[Set problem]
Pick out the lines below that include the string "Second".

[Exercise inputs]
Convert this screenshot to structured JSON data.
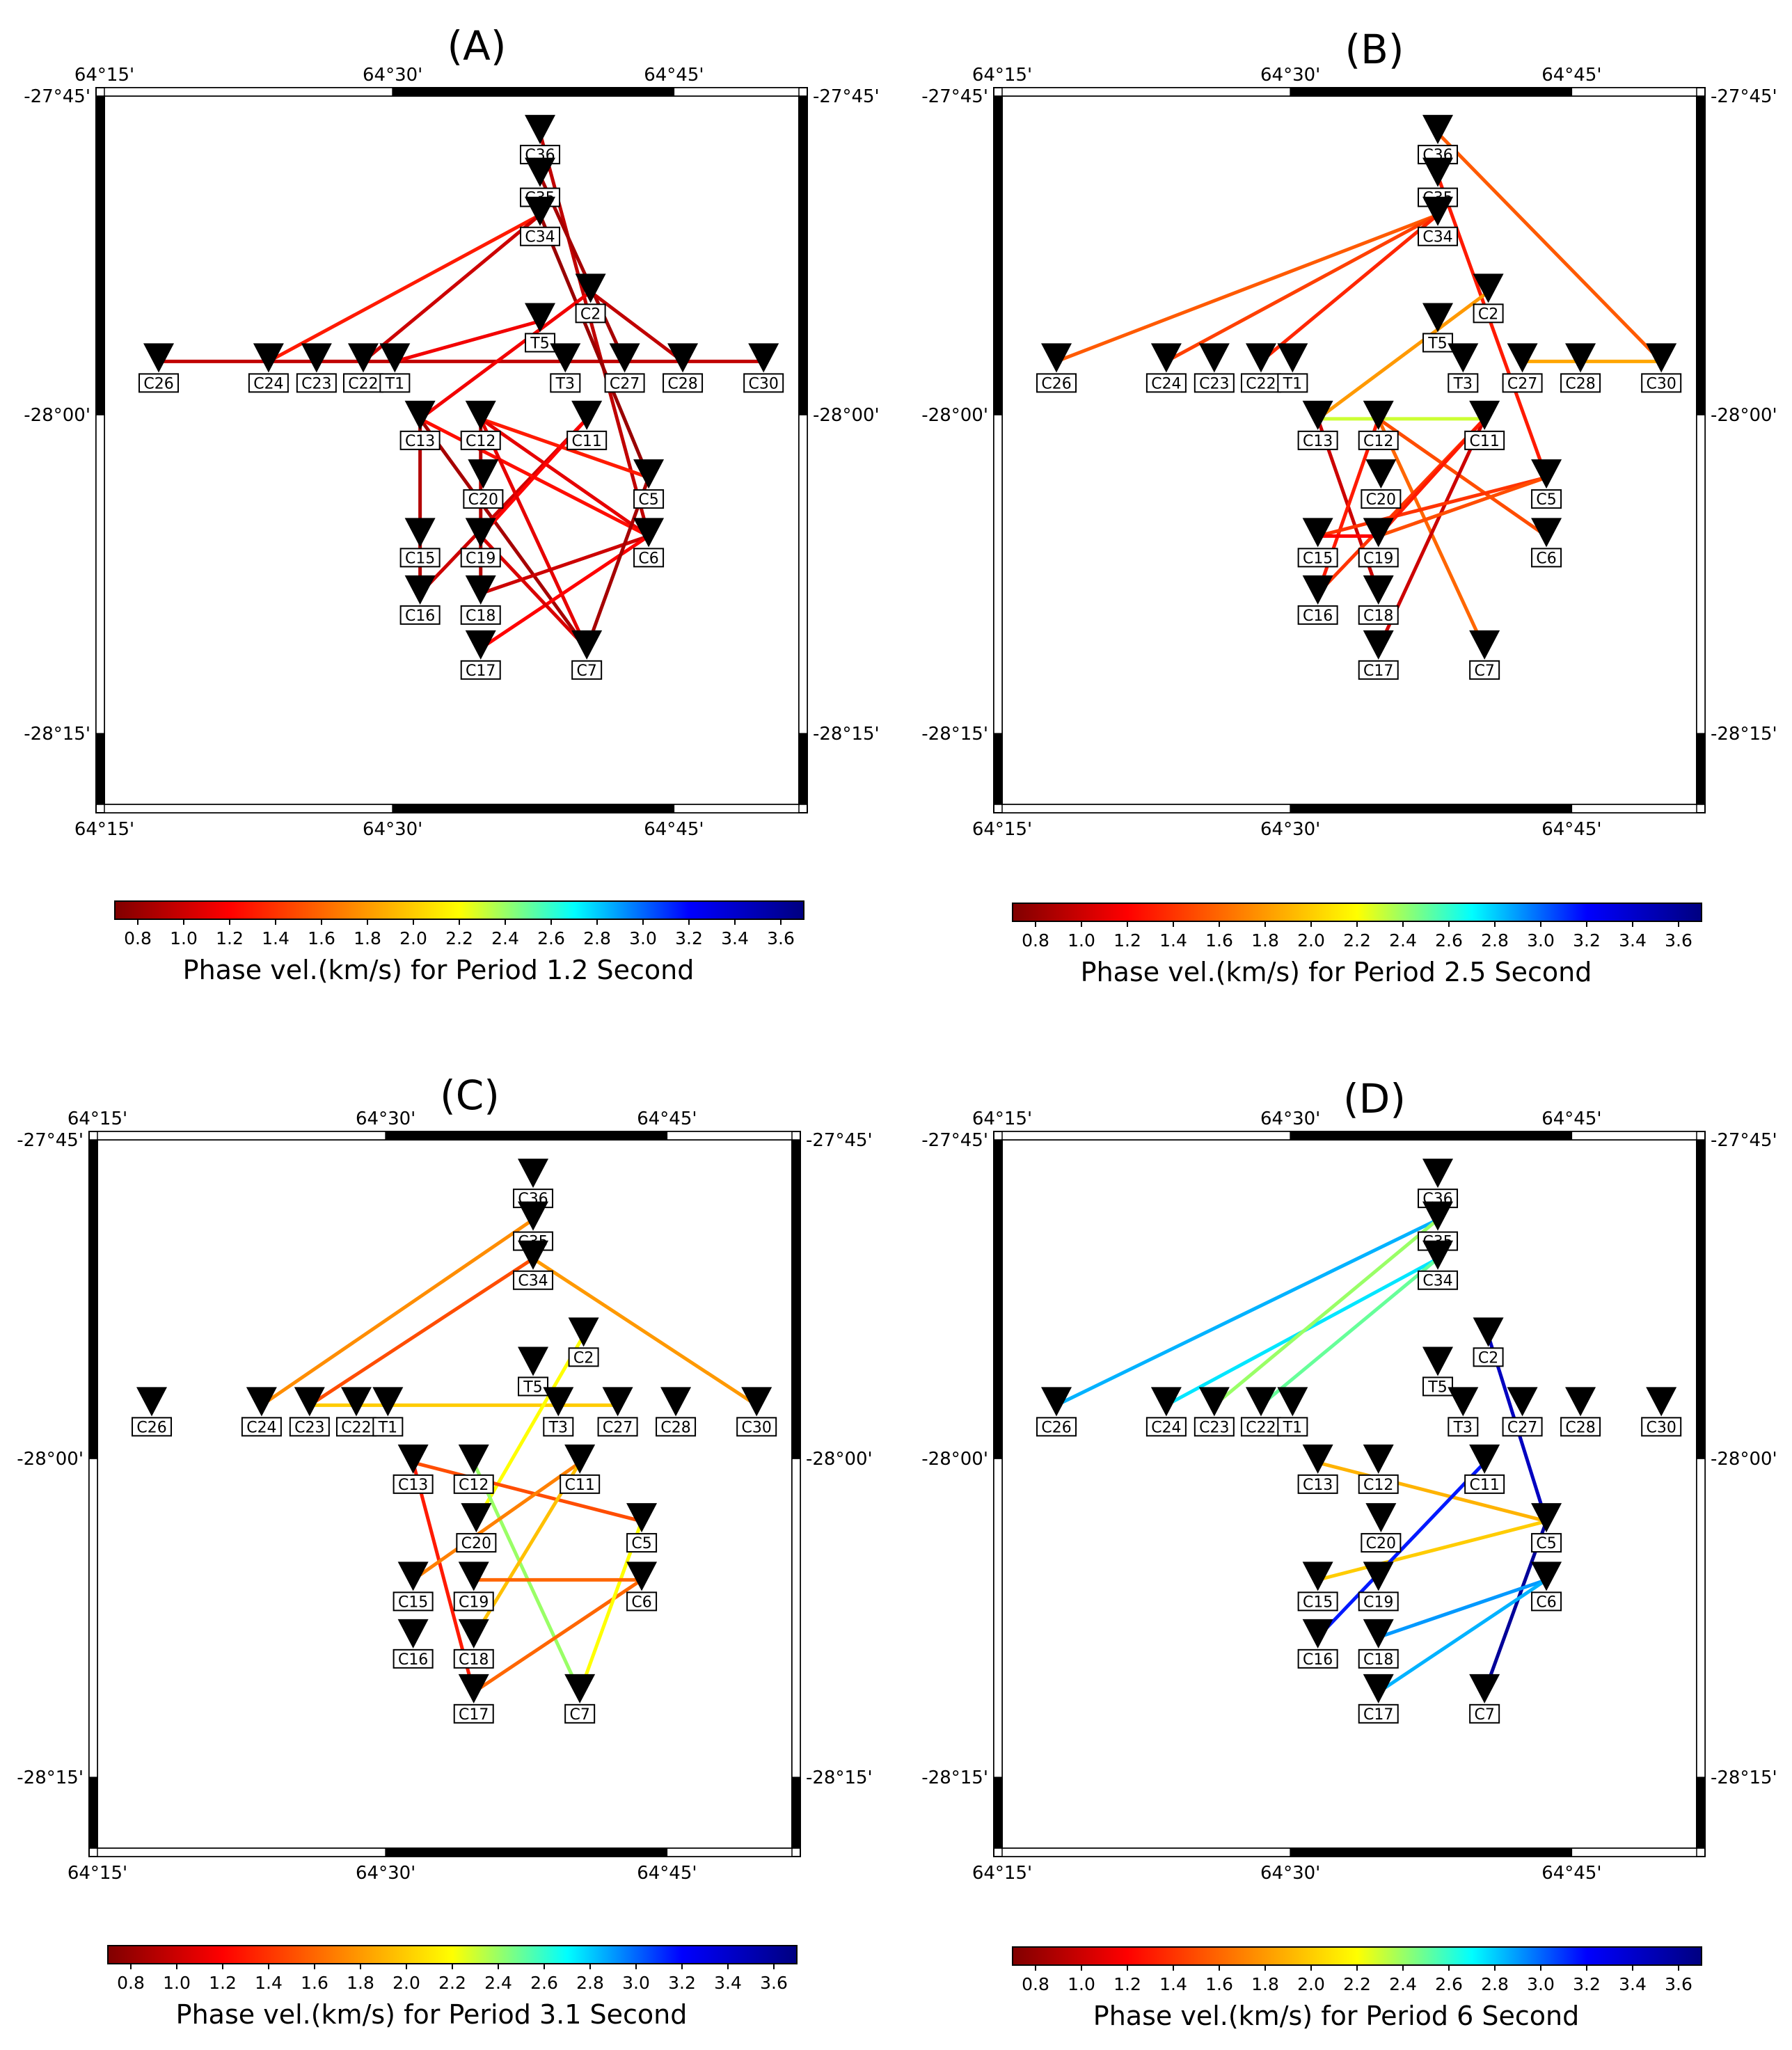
{
  "colorbar": {
    "stops": [
      "#800000",
      "#ff0000",
      "#ff8000",
      "#ffff00",
      "#00ffff",
      "#0000ff",
      "#000080"
    ],
    "ticks": [
      "0.8",
      "1.0",
      "1.2",
      "1.4",
      "1.6",
      "1.8",
      "2.0",
      "2.2",
      "2.4",
      "2.6",
      "2.8",
      "3.0",
      "3.2",
      "3.4",
      "3.6"
    ],
    "range": [
      0.7,
      3.7
    ]
  },
  "map": {
    "lon_ticks": [
      "64°15'",
      "64°30'",
      "64°45'"
    ],
    "lat_ticks": [
      "-27°45'",
      "-28°00'",
      "-28°15'"
    ]
  },
  "chart_data": [
    {
      "type": "map-ray-paths",
      "title": "(A)",
      "colorbar_label": "Phase vel.(km/s) for Period 1.2 Second",
      "xlim_deg": [
        64.25,
        64.8
      ],
      "ylim_deg": [
        -28.33,
        -27.75
      ],
      "stations": [
        {
          "name": "C36",
          "lon": 64.595,
          "lat": -27.778
        },
        {
          "name": "C35",
          "lon": 64.595,
          "lat": -27.813
        },
        {
          "name": "C34",
          "lon": 64.595,
          "lat": -27.845
        },
        {
          "name": "C2",
          "lon": 64.635,
          "lat": -27.908
        },
        {
          "name": "T5",
          "lon": 64.595,
          "lat": -27.932
        },
        {
          "name": "T3",
          "lon": 64.615,
          "lat": -27.965
        },
        {
          "name": "C27",
          "lon": 64.662,
          "lat": -27.965
        },
        {
          "name": "C28",
          "lon": 64.708,
          "lat": -27.965
        },
        {
          "name": "C30",
          "lon": 64.772,
          "lat": -27.965
        },
        {
          "name": "C26",
          "lon": 64.293,
          "lat": -27.965
        },
        {
          "name": "C24",
          "lon": 64.38,
          "lat": -27.965
        },
        {
          "name": "C23",
          "lon": 64.418,
          "lat": -27.965
        },
        {
          "name": "C22",
          "lon": 64.455,
          "lat": -27.965
        },
        {
          "name": "T1",
          "lon": 64.48,
          "lat": -27.965
        },
        {
          "name": "C13",
          "lon": 64.5,
          "lat": -28.012
        },
        {
          "name": "C12",
          "lon": 64.548,
          "lat": -28.012
        },
        {
          "name": "C11",
          "lon": 64.632,
          "lat": -28.012
        },
        {
          "name": "C20",
          "lon": 64.55,
          "lat": -28.06
        },
        {
          "name": "C5",
          "lon": 64.681,
          "lat": -28.06
        },
        {
          "name": "C15",
          "lon": 64.5,
          "lat": -28.108
        },
        {
          "name": "C19",
          "lon": 64.548,
          "lat": -28.108
        },
        {
          "name": "C6",
          "lon": 64.681,
          "lat": -28.108
        },
        {
          "name": "C16",
          "lon": 64.5,
          "lat": -28.155
        },
        {
          "name": "C18",
          "lon": 64.548,
          "lat": -28.155
        },
        {
          "name": "C17",
          "lon": 64.548,
          "lat": -28.2
        },
        {
          "name": "C7",
          "lon": 64.632,
          "lat": -28.2
        }
      ],
      "paths": [
        {
          "from": "C26",
          "to": "C30",
          "v": 0.95
        },
        {
          "from": "C24",
          "to": "C34",
          "v": 1.3
        },
        {
          "from": "C22",
          "to": "C34",
          "v": 1.0
        },
        {
          "from": "T1",
          "to": "T5",
          "v": 1.15
        },
        {
          "from": "C36",
          "to": "C6",
          "v": 0.95
        },
        {
          "from": "C35",
          "to": "C27",
          "v": 0.85
        },
        {
          "from": "C34",
          "to": "C5",
          "v": 0.8
        },
        {
          "from": "C2",
          "to": "C13",
          "v": 1.15
        },
        {
          "from": "C2",
          "to": "C28",
          "v": 0.95
        },
        {
          "from": "C13",
          "to": "C7",
          "v": 0.85
        },
        {
          "from": "C11",
          "to": "C16",
          "v": 1.0
        },
        {
          "from": "C12",
          "to": "C5",
          "v": 1.3
        },
        {
          "from": "C12",
          "to": "C6",
          "v": 1.1
        },
        {
          "from": "C13",
          "to": "C6",
          "v": 1.25
        },
        {
          "from": "C11",
          "to": "C19",
          "v": 1.2
        },
        {
          "from": "C12",
          "to": "C7",
          "v": 1.1
        },
        {
          "from": "C18",
          "to": "C6",
          "v": 1.0
        },
        {
          "from": "C17",
          "to": "C6",
          "v": 1.2
        },
        {
          "from": "C5",
          "to": "C7",
          "v": 0.85
        },
        {
          "from": "C13",
          "to": "C16",
          "v": 0.9
        },
        {
          "from": "C12",
          "to": "C18",
          "v": 0.9
        },
        {
          "from": "C19",
          "to": "C7",
          "v": 1.05
        }
      ]
    },
    {
      "type": "map-ray-paths",
      "title": "(B)",
      "colorbar_label": "Phase vel.(km/s) for Period 2.5 Second",
      "xlim_deg": [
        64.25,
        64.8
      ],
      "ylim_deg": [
        -28.33,
        -27.75
      ],
      "stations": [
        {
          "name": "C36",
          "lon": 64.595,
          "lat": -27.778
        },
        {
          "name": "C35",
          "lon": 64.595,
          "lat": -27.813
        },
        {
          "name": "C34",
          "lon": 64.595,
          "lat": -27.845
        },
        {
          "name": "C2",
          "lon": 64.635,
          "lat": -27.908
        },
        {
          "name": "T5",
          "lon": 64.595,
          "lat": -27.932
        },
        {
          "name": "T3",
          "lon": 64.615,
          "lat": -27.965
        },
        {
          "name": "C27",
          "lon": 64.662,
          "lat": -27.965
        },
        {
          "name": "C28",
          "lon": 64.708,
          "lat": -27.965
        },
        {
          "name": "C30",
          "lon": 64.772,
          "lat": -27.965
        },
        {
          "name": "C26",
          "lon": 64.293,
          "lat": -27.965
        },
        {
          "name": "C24",
          "lon": 64.38,
          "lat": -27.965
        },
        {
          "name": "C23",
          "lon": 64.418,
          "lat": -27.965
        },
        {
          "name": "C22",
          "lon": 64.455,
          "lat": -27.965
        },
        {
          "name": "T1",
          "lon": 64.48,
          "lat": -27.965
        },
        {
          "name": "C13",
          "lon": 64.5,
          "lat": -28.012
        },
        {
          "name": "C12",
          "lon": 64.548,
          "lat": -28.012
        },
        {
          "name": "C11",
          "lon": 64.632,
          "lat": -28.012
        },
        {
          "name": "C20",
          "lon": 64.55,
          "lat": -28.06
        },
        {
          "name": "C5",
          "lon": 64.681,
          "lat": -28.06
        },
        {
          "name": "C15",
          "lon": 64.5,
          "lat": -28.108
        },
        {
          "name": "C19",
          "lon": 64.548,
          "lat": -28.108
        },
        {
          "name": "C6",
          "lon": 64.681,
          "lat": -28.108
        },
        {
          "name": "C16",
          "lon": 64.5,
          "lat": -28.155
        },
        {
          "name": "C18",
          "lon": 64.548,
          "lat": -28.155
        },
        {
          "name": "C17",
          "lon": 64.548,
          "lat": -28.2
        },
        {
          "name": "C7",
          "lon": 64.632,
          "lat": -28.2
        }
      ],
      "paths": [
        {
          "from": "C26",
          "to": "C34",
          "v": 1.55
        },
        {
          "from": "C24",
          "to": "C34",
          "v": 1.45
        },
        {
          "from": "C22",
          "to": "C34",
          "v": 1.35
        },
        {
          "from": "C36",
          "to": "C30",
          "v": 1.55
        },
        {
          "from": "C35",
          "to": "C5",
          "v": 1.3
        },
        {
          "from": "C27",
          "to": "C30",
          "v": 1.85
        },
        {
          "from": "C2",
          "to": "C13",
          "v": 1.8
        },
        {
          "from": "C13",
          "to": "C11",
          "v": 2.3
        },
        {
          "from": "C13",
          "to": "C18",
          "v": 1.0
        },
        {
          "from": "C12",
          "to": "C6",
          "v": 1.5
        },
        {
          "from": "C12",
          "to": "C7",
          "v": 1.6
        },
        {
          "from": "C11",
          "to": "C16",
          "v": 1.4
        },
        {
          "from": "C11",
          "to": "C17",
          "v": 1.0
        },
        {
          "from": "C12",
          "to": "C16",
          "v": 1.3
        },
        {
          "from": "C15",
          "to": "C5",
          "v": 1.4
        },
        {
          "from": "C19",
          "to": "C5",
          "v": 1.5
        },
        {
          "from": "C19",
          "to": "C11",
          "v": 1.3
        },
        {
          "from": "C15",
          "to": "C19",
          "v": 1.2
        }
      ]
    },
    {
      "type": "map-ray-paths",
      "title": "(C)",
      "colorbar_label": "Phase vel.(km/s) for Period 3.1 Second",
      "xlim_deg": [
        64.25,
        64.8
      ],
      "ylim_deg": [
        -28.33,
        -27.75
      ],
      "stations": [
        {
          "name": "C36",
          "lon": 64.595,
          "lat": -27.778
        },
        {
          "name": "C35",
          "lon": 64.595,
          "lat": -27.813
        },
        {
          "name": "C34",
          "lon": 64.595,
          "lat": -27.845
        },
        {
          "name": "C2",
          "lon": 64.635,
          "lat": -27.908
        },
        {
          "name": "T5",
          "lon": 64.595,
          "lat": -27.932
        },
        {
          "name": "T3",
          "lon": 64.615,
          "lat": -27.965
        },
        {
          "name": "C27",
          "lon": 64.662,
          "lat": -27.965
        },
        {
          "name": "C28",
          "lon": 64.708,
          "lat": -27.965
        },
        {
          "name": "C30",
          "lon": 64.772,
          "lat": -27.965
        },
        {
          "name": "C26",
          "lon": 64.293,
          "lat": -27.965
        },
        {
          "name": "C24",
          "lon": 64.38,
          "lat": -27.965
        },
        {
          "name": "C23",
          "lon": 64.418,
          "lat": -27.965
        },
        {
          "name": "C22",
          "lon": 64.455,
          "lat": -27.965
        },
        {
          "name": "T1",
          "lon": 64.48,
          "lat": -27.965
        },
        {
          "name": "C13",
          "lon": 64.5,
          "lat": -28.012
        },
        {
          "name": "C12",
          "lon": 64.548,
          "lat": -28.012
        },
        {
          "name": "C11",
          "lon": 64.632,
          "lat": -28.012
        },
        {
          "name": "C20",
          "lon": 64.55,
          "lat": -28.06
        },
        {
          "name": "C5",
          "lon": 64.681,
          "lat": -28.06
        },
        {
          "name": "C15",
          "lon": 64.5,
          "lat": -28.108
        },
        {
          "name": "C19",
          "lon": 64.548,
          "lat": -28.108
        },
        {
          "name": "C6",
          "lon": 64.681,
          "lat": -28.108
        },
        {
          "name": "C16",
          "lon": 64.5,
          "lat": -28.155
        },
        {
          "name": "C18",
          "lon": 64.548,
          "lat": -28.155
        },
        {
          "name": "C17",
          "lon": 64.548,
          "lat": -28.2
        },
        {
          "name": "C7",
          "lon": 64.632,
          "lat": -28.2
        }
      ],
      "paths": [
        {
          "from": "C24",
          "to": "C35",
          "v": 1.75
        },
        {
          "from": "C23",
          "to": "C34",
          "v": 1.5
        },
        {
          "from": "C34",
          "to": "C30",
          "v": 1.8
        },
        {
          "from": "C23",
          "to": "C27",
          "v": 2.0
        },
        {
          "from": "C2",
          "to": "C20",
          "v": 2.2
        },
        {
          "from": "C13",
          "to": "C5",
          "v": 1.5
        },
        {
          "from": "C13",
          "to": "C17",
          "v": 1.3
        },
        {
          "from": "C12",
          "to": "C7",
          "v": 2.4
        },
        {
          "from": "C11",
          "to": "C15",
          "v": 1.7
        },
        {
          "from": "C11",
          "to": "C18",
          "v": 1.95
        },
        {
          "from": "C17",
          "to": "C6",
          "v": 1.6
        },
        {
          "from": "C5",
          "to": "C7",
          "v": 2.2
        },
        {
          "from": "C19",
          "to": "C6",
          "v": 1.6
        }
      ]
    },
    {
      "type": "map-ray-paths",
      "title": "(D)",
      "colorbar_label": "Phase vel.(km/s) for Period 6 Second",
      "xlim_deg": [
        64.25,
        64.8
      ],
      "ylim_deg": [
        -28.33,
        -27.75
      ],
      "stations": [
        {
          "name": "C36",
          "lon": 64.595,
          "lat": -27.778
        },
        {
          "name": "C35",
          "lon": 64.595,
          "lat": -27.813
        },
        {
          "name": "C34",
          "lon": 64.595,
          "lat": -27.845
        },
        {
          "name": "C2",
          "lon": 64.635,
          "lat": -27.908
        },
        {
          "name": "T5",
          "lon": 64.595,
          "lat": -27.932
        },
        {
          "name": "T3",
          "lon": 64.615,
          "lat": -27.965
        },
        {
          "name": "C27",
          "lon": 64.662,
          "lat": -27.965
        },
        {
          "name": "C28",
          "lon": 64.708,
          "lat": -27.965
        },
        {
          "name": "C30",
          "lon": 64.772,
          "lat": -27.965
        },
        {
          "name": "C26",
          "lon": 64.293,
          "lat": -27.965
        },
        {
          "name": "C24",
          "lon": 64.38,
          "lat": -27.965
        },
        {
          "name": "C23",
          "lon": 64.418,
          "lat": -27.965
        },
        {
          "name": "C22",
          "lon": 64.455,
          "lat": -27.965
        },
        {
          "name": "T1",
          "lon": 64.48,
          "lat": -27.965
        },
        {
          "name": "C13",
          "lon": 64.5,
          "lat": -28.012
        },
        {
          "name": "C12",
          "lon": 64.548,
          "lat": -28.012
        },
        {
          "name": "C11",
          "lon": 64.632,
          "lat": -28.012
        },
        {
          "name": "C20",
          "lon": 64.55,
          "lat": -28.06
        },
        {
          "name": "C5",
          "lon": 64.681,
          "lat": -28.06
        },
        {
          "name": "C15",
          "lon": 64.5,
          "lat": -28.108
        },
        {
          "name": "C19",
          "lon": 64.548,
          "lat": -28.108
        },
        {
          "name": "C6",
          "lon": 64.681,
          "lat": -28.108
        },
        {
          "name": "C16",
          "lon": 64.5,
          "lat": -28.155
        },
        {
          "name": "C18",
          "lon": 64.548,
          "lat": -28.155
        },
        {
          "name": "C17",
          "lon": 64.548,
          "lat": -28.2
        },
        {
          "name": "C7",
          "lon": 64.632,
          "lat": -28.2
        }
      ],
      "paths": [
        {
          "from": "C26",
          "to": "C35",
          "v": 2.85
        },
        {
          "from": "C24",
          "to": "C34",
          "v": 2.75
        },
        {
          "from": "C23",
          "to": "C35",
          "v": 2.4
        },
        {
          "from": "C22",
          "to": "C34",
          "v": 2.5
        },
        {
          "from": "C2",
          "to": "C5",
          "v": 3.45
        },
        {
          "from": "C5",
          "to": "C7",
          "v": 3.6
        },
        {
          "from": "C13",
          "to": "C5",
          "v": 1.9
        },
        {
          "from": "C15",
          "to": "C5",
          "v": 2.0
        },
        {
          "from": "C11",
          "to": "C16",
          "v": 3.15
        },
        {
          "from": "C18",
          "to": "C6",
          "v": 2.9
        },
        {
          "from": "C17",
          "to": "C6",
          "v": 2.85
        }
      ]
    }
  ]
}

[Exercise result]
      "colorbar_label": "Phase vel.(km/s) for Period 1.2 Second",
      "colorbar_label": "Phase vel.(km/s) for Period 2.5 Second",
      "colorbar_label": "Phase vel.(km/s) for Period 3.1 Second",
      "colorbar_label": "Phase vel.(km/s) for Period 6 Second",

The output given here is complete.